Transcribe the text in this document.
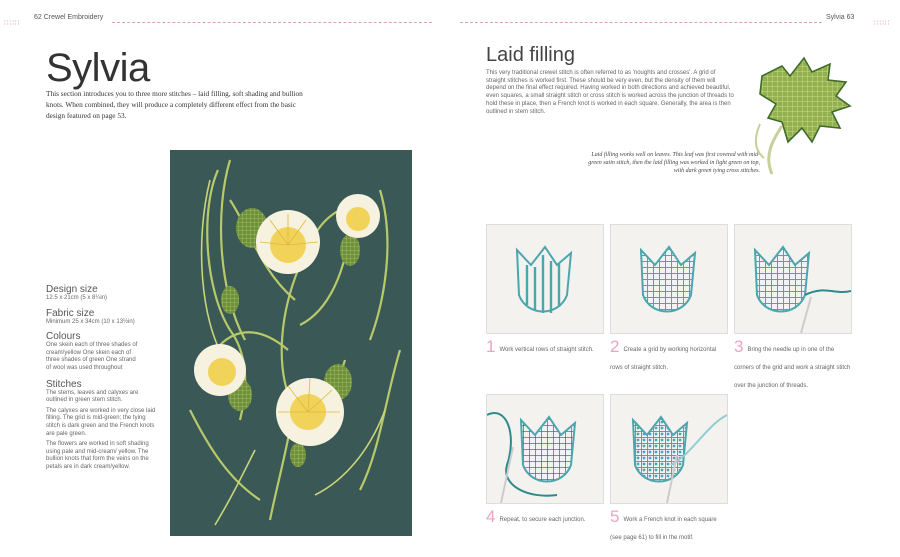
∷∷∷
62 Crewel Embroidery	Sylvia 63
∷∷∷
Sylvia
This section introduces you to three more stitches – laid filling, soft shading and bullion knots. When combined, they will produce a completely different effect from the basic design featured on page 53.
Design size

12.5 x 21cm (5 x 8¼in)

Fabric size

Minimum 25 x 34cm (10 x 13½in)

Colours

One skein each of three shades of cream/yellow One skein each of three shades of green One strand of wool was used throughout

Stitches

The stems, leaves and calyxes are outlined in green stem stitch.

The calyxes are worked in very close laid filling. The grid is mid-green; the tying stitch is dark green and the French knots are pale green.

The flowers are worked in soft shading using pale and mid-cream/ yellow. The bullion knots that form the veins on the petals are in dark cream/yellow.

Laid filling
This very traditional crewel stitch is often referred to as 'noughts and crosses'. A grid of straight stitches is worked first. These should be very even, but the density of them will depend on the final effect required. Having worked in both directions and achieved beautiful, even squares, a small straight stitch or cross stitch is worked across the junction of threads to hold these in place, then a French knot is worked in each square. Generally, the area is then outlined in stem stitch.
Laid filling works well on leaves. This leaf was first covered with mid-green satin stitch, then the laid filling was worked in light green on top, with dark green tying cross stitches.
1 Work vertical rows of straight stitch. 2 Create a grid by working horizontal rows of straight stitch.
3 Bring the needle up in one of the corners of the grid and work a straight stitch over the junction of threads.
4 Repeat, to secure each junction.	5 Work a French knot in each square (see page 61) to fill in the motif.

# Goal
Repeat the entries exactly. Pictures are excluded from the copy.

# Exercise output
Transcribe the text in this document.
∷∷∷
62 Crewel Embroidery	Sylvia 63
∷∷∷
Sylvia
This section introduces you to three more stitches – laid filling, soft shading and bullion knots. When combined, they will produce a completely different effect from the basic design featured on page 53.
Design size

12.5 x 21cm (5 x 8¼in)

Fabric size

Minimum 25 x 34cm (10 x 13½in)

Colours

One skein each of three shades of cream/yellow One skein each of three shades of green One strand of wool was used throughout

Stitches

The stems, leaves and calyxes are outlined in green stem stitch.

The calyxes are worked in very close laid filling. The grid is mid-green; the tying stitch is dark green and the French knots are pale green.

The flowers are worked in soft shading using pale and mid-cream/ yellow. The bullion knots that form the veins on the petals are in dark cream/yellow.

Laid filling
This very traditional crewel stitch is often referred to as 'noughts and crosses'. A grid of straight stitches is worked first. These should be very even, but the density of them will depend on the final effect required. Having worked in both directions and achieved beautiful, even squares, a small straight stitch or cross stitch is worked across the junction of threads to hold these in place, then a French knot is worked in each square. Generally, the area is then outlined in stem stitch.
Laid filling works well on leaves. This leaf was first covered with mid-green satin stitch, then the laid filling was worked in light green on top, with dark green tying cross stitches.
1 Work vertical rows of straight stitch. 2 Create a grid by working horizontal rows of straight stitch.
3 Bring the needle up in one of the corners of the grid and work a straight stitch over the junction of threads.
4 Repeat, to secure each junction.	5 Work a French knot in each square (see page 61) to fill in the motif.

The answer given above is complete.